### Written task
Pull out every line below holding the word "odbiorców".
begin Supplied entries
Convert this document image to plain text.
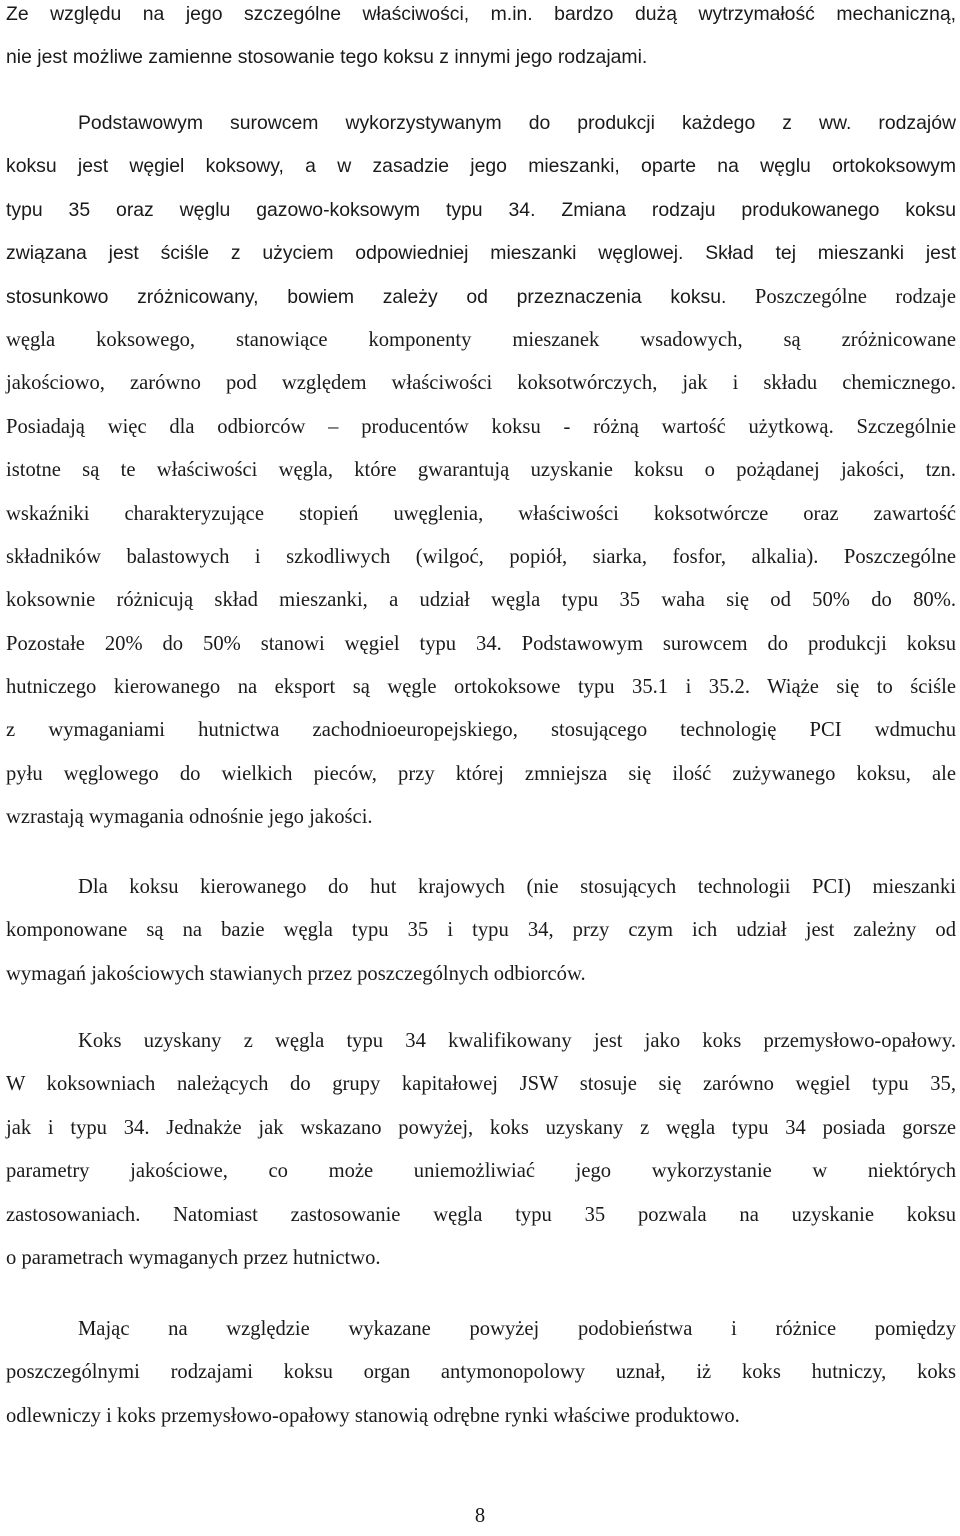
Ze względu na jego szczególne właściwości, m.in. bardzo dużą wytrzymałość mechaniczną,
nie jest możliwe zamienne stosowanie tego koksu z innymi jego rodzajami.
Podstawowym surowcem wykorzystywanym do produkcji każdego z ww. rodzajów
koksu jest węgiel koksowy, a w zasadzie jego mieszanki, oparte na węglu ortokoksowym
typu 35 oraz węglu gazowo-koksowym typu 34. Zmiana rodzaju produkowanego koksu
związana jest ściśle z użyciem odpowiedniej mieszanki węglowej. Skład tej mieszanki jest
stosunkowo zróżnicowany, bowiem zależy od przeznaczenia koksu. Poszczególne rodzaje
węgla koksowego, stanowiące komponenty mieszanek wsadowych, są zróżnicowane
jakościowo, zarówno pod względem właściwości koksotwórczych, jak i składu chemicznego.
Posiadają więc dla odbiorców – producentów koksu - różną wartość użytkową. Szczególnie
istotne są te właściwości węgla, które gwarantują uzyskanie koksu o pożądanej jakości, tzn.
wskaźniki charakteryzujące stopień uwęglenia, właściwości koksotwórcze oraz zawartość
składników balastowych i szkodliwych (wilgoć, popiół, siarka, fosfor, alkalia). Poszczególne
koksownie różnicują skład mieszanki, a udział węgla typu 35 waha się od 50% do 80%.
Pozostałe 20% do 50% stanowi węgiel typu 34. Podstawowym surowcem do produkcji koksu
hutniczego kierowanego na eksport są węgle ortokoksowe typu 35.1 i 35.2. Wiąże się to ściśle
z wymaganiami hutnictwa zachodnioeuropejskiego, stosującego technologię PCI wdmuchu
pyłu węglowego do wielkich pieców, przy której zmniejsza się ilość zużywanego koksu, ale
wzrastają wymagania odnośnie jego jakości.
Dla koksu kierowanego do hut krajowych (nie stosujących technologii PCI) mieszanki
komponowane są na bazie węgla typu 35 i typu 34, przy czym ich udział jest zależny od
wymagań jakościowych stawianych przez poszczególnych odbiorców.
Koks uzyskany z węgla typu 34 kwalifikowany jest jako koks przemysłowo-opałowy.
W koksowniach należących do grupy kapitałowej JSW stosuje się zarówno węgiel typu 35,
jak i typu 34. Jednakże jak wskazano powyżej, koks uzyskany z węgla typu 34 posiada gorsze
parametry jakościowe, co może uniemożliwiać jego wykorzystanie w niektórych
zastosowaniach. Natomiast zastosowanie węgla typu 35 pozwala na uzyskanie koksu
o parametrach wymaganych przez hutnictwo.
Mając na względzie wykazane powyżej podobieństwa i różnice pomiędzy
poszczególnymi rodzajami koksu organ antymonopolowy uznał, iż koks hutniczy, koks
odlewniczy i koks przemysłowo-opałowy stanowią odrębne rynki właściwe produktowo.
8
end Supplied entries
### Reply
Posiadają więc dla odbiorców – producentów koksu - różną wartość użytkową. Szczególnie
wymagań jakościowych stawianych przez poszczególnych odbiorców.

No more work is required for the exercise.